Work instructions – Reproduce the material from its first line through the line containing "call-rate-bar-b2b-ecommerce <box>317 266", substituting "Phone rate" for "Call rate" and leaving everything else unchanged.

Records –
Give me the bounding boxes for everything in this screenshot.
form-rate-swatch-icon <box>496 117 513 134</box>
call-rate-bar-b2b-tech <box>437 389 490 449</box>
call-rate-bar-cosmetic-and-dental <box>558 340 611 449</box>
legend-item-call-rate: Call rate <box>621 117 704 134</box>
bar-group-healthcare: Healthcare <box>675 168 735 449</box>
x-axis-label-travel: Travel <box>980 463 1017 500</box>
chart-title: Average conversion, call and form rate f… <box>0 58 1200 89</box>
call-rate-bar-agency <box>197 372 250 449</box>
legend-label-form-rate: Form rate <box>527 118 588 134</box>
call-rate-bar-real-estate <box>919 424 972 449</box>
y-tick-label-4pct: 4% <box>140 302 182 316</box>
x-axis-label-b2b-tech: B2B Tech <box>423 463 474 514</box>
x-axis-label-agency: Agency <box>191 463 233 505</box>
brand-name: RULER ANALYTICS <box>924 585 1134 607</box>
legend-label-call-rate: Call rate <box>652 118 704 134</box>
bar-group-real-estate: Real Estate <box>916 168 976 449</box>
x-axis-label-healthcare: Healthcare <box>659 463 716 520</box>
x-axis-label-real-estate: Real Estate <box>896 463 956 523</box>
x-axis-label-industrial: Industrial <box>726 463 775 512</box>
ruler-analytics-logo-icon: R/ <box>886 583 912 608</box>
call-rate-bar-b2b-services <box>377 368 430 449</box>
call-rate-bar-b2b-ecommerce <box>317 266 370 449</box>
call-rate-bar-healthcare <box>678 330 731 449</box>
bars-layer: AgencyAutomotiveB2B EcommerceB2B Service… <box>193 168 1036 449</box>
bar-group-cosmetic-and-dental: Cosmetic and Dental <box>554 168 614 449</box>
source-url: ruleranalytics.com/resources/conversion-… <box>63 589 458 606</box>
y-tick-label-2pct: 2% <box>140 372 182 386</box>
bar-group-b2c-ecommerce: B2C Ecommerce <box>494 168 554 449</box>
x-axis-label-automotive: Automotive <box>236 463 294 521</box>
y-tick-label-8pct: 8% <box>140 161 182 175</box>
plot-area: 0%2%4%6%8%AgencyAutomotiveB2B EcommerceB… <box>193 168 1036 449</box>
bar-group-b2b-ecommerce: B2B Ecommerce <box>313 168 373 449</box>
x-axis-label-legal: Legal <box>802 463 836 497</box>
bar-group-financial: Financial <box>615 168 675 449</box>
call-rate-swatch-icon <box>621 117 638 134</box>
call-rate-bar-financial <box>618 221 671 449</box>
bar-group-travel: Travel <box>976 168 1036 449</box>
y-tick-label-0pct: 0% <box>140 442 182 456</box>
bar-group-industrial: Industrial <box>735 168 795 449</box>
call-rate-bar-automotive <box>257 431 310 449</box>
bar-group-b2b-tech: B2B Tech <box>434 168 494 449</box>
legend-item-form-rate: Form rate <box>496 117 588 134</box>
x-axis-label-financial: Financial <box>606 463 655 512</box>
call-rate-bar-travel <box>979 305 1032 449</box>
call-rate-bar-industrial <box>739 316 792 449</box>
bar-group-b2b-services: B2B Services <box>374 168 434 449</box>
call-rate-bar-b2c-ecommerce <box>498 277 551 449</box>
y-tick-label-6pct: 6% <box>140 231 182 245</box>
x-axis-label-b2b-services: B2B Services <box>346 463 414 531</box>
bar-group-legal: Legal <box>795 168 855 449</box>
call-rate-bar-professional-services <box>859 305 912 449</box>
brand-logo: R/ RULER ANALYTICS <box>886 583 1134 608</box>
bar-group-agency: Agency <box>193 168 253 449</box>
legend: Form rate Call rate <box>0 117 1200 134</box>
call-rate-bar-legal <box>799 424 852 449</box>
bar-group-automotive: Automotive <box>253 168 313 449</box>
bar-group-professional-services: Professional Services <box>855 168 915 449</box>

Answer –
Give me the bounding boxes for everything in this screenshot.
form-rate-swatch-icon <box>496 117 513 134</box>
call-rate-bar-b2b-tech <box>437 389 490 449</box>
call-rate-bar-cosmetic-and-dental <box>558 340 611 449</box>
legend-item-call-rate: Phone rate <box>621 117 704 134</box>
bar-group-healthcare: Healthcare <box>675 168 735 449</box>
x-axis-label-travel: Travel <box>980 463 1017 500</box>
chart-title: Average conversion, call and form rate f… <box>0 58 1200 89</box>
call-rate-bar-agency <box>197 372 250 449</box>
legend-label-form-rate: Form rate <box>527 118 588 134</box>
call-rate-bar-real-estate <box>919 424 972 449</box>
y-tick-label-4pct: 4% <box>140 302 182 316</box>
x-axis-label-b2b-tech: B2B Tech <box>423 463 474 514</box>
x-axis-label-agency: Agency <box>191 463 233 505</box>
brand-name: RULER ANALYTICS <box>924 585 1134 607</box>
legend-label-call-rate: Phone rate <box>652 118 704 134</box>
bar-group-real-estate: Real Estate <box>916 168 976 449</box>
x-axis-label-healthcare: Healthcare <box>659 463 716 520</box>
x-axis-label-real-estate: Real Estate <box>896 463 956 523</box>
x-axis-label-industrial: Industrial <box>726 463 775 512</box>
ruler-analytics-logo-icon: R/ <box>886 583 912 608</box>
call-rate-bar-b2b-services <box>377 368 430 449</box>
call-rate-bar-b2b-ecommerce <box>317 266 370 449</box>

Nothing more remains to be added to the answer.